--- START OF PROVIDED DATA ---

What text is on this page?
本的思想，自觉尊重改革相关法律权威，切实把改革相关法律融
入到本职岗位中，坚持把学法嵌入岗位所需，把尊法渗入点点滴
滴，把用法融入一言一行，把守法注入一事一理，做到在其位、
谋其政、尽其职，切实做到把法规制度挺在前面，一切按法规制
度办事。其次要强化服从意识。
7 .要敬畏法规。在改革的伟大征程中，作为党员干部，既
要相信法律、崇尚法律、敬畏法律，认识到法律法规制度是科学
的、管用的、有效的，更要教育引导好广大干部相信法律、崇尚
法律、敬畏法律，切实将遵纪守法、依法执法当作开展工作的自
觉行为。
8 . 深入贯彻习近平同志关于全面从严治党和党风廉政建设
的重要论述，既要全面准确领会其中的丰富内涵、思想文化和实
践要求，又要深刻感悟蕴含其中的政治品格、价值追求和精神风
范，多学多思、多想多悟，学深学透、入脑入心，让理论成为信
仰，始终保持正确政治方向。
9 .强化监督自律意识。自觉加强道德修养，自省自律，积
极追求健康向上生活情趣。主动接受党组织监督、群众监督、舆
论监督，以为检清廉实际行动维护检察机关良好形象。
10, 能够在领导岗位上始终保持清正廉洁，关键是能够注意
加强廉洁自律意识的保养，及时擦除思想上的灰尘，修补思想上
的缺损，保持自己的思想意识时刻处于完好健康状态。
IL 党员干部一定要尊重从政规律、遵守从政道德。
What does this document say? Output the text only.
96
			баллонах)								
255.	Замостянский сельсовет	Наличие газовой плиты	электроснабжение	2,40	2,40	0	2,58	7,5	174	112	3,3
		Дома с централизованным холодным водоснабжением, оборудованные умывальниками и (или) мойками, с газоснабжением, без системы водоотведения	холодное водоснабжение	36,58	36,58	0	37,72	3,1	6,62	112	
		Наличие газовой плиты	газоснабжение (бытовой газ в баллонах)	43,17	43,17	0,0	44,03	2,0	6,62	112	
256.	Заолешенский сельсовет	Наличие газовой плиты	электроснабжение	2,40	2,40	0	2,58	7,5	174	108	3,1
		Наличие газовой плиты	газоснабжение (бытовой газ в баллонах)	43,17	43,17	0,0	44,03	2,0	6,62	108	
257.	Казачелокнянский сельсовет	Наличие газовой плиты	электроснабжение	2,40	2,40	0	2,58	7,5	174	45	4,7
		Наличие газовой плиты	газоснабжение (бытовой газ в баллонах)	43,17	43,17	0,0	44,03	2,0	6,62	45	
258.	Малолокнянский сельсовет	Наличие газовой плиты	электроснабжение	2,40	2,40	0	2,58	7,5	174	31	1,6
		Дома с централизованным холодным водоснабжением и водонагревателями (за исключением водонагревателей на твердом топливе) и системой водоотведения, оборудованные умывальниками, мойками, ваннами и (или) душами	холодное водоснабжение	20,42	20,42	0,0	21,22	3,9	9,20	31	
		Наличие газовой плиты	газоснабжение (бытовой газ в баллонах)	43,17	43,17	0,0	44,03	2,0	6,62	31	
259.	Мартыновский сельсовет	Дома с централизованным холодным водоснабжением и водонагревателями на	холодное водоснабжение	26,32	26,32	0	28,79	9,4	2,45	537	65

--- END OF PROVIDED DATA ---

**GOAL:** Repeat the data precisely, reproducing every entry.

**ANSWER TO THIS TASK:**
What text is on this page?
本的思想，自觉尊重改革相关法律权威，切实把改革相关法律融
入到本职岗位中，坚持把学法嵌入岗位所需，把尊法渗入点点滴
滴，把用法融入一言一行，把守法注入一事一理，做到在其位、
谋其政、尽其职，切实做到把法规制度挺在前面，一切按法规制
度办事。其次要强化服从意识。
7 .要敬畏法规。在改革的伟大征程中，作为党员干部，既
要相信法律、崇尚法律、敬畏法律，认识到法律法规制度是科学
的、管用的、有效的，更要教育引导好广大干部相信法律、崇尚
法律、敬畏法律，切实将遵纪守法、依法执法当作开展工作的自
觉行为。
8 . 深入贯彻习近平同志关于全面从严治党和党风廉政建设
的重要论述，既要全面准确领会其中的丰富内涵、思想文化和实
践要求，又要深刻感悟蕴含其中的政治品格、价值追求和精神风
范，多学多思、多想多悟，学深学透、入脑入心，让理论成为信
仰，始终保持正确政治方向。
9 .强化监督自律意识。自觉加强道德修养，自省自律，积
极追求健康向上生活情趣。主动接受党组织监督、群众监督、舆
论监督，以为检清廉实际行动维护检察机关良好形象。
10, 能够在领导岗位上始终保持清正廉洁，关键是能够注意
加强廉洁自律意识的保养，及时擦除思想上的灰尘，修补思想上
的缺损，保持自己的思想意识时刻处于完好健康状态。
IL 党员干部一定要尊重从政规律、遵守从政道德。
What does this document say? Output the text only.
96
			баллонах)								
255.	Замостянский сельсовет	Наличие газовой плиты	электроснабжение	2,40	2,40	0	2,58	7,5	174	112	3,3
		Дома с централизованным холодным водоснабжением, оборудованные умывальниками и (или) мойками, с газоснабжением, без системы водоотведения	холодное водоснабжение	36,58	36,58	0	37,72	3,1	6,62	112	
		Наличие газовой плиты	газоснабжение (бытовой газ в баллонах)	43,17	43,17	0,0	44,03	2,0	6,62	112	
256.	Заолешенский сельсовет	Наличие газовой плиты	электроснабжение	2,40	2,40	0	2,58	7,5	174	108	3,1
		Наличие газовой плиты	газоснабжение (бытовой газ в баллонах)	43,17	43,17	0,0	44,03	2,0	6,62	108	
257.	Казачелокнянский сельсовет	Наличие газовой плиты	электроснабжение	2,40	2,40	0	2,58	7,5	174	45	4,7
		Наличие газовой плиты	газоснабжение (бытовой газ в баллонах)	43,17	43,17	0,0	44,03	2,0	6,62	45	
258.	Малолокнянский сельсовет	Наличие газовой плиты	электроснабжение	2,40	2,40	0	2,58	7,5	174	31	1,6
		Дома с централизованным холодным водоснабжением и водонагревателями (за исключением водонагревателей на твердом топливе) и системой водоотведения, оборудованные умывальниками, мойками, ваннами и (или) душами	холодное водоснабжение	20,42	20,42	0,0	21,22	3,9	9,20	31	
		Наличие газовой плиты	газоснабжение (бытовой газ в баллонах)	43,17	43,17	0,0	44,03	2,0	6,62	31	
259.	Мартыновский сельсовет	Дома с централизованным холодным водоснабжением и водонагревателями на	холодное водоснабжение	26,32	26,32	0	28,79	9,4	2,45	537	65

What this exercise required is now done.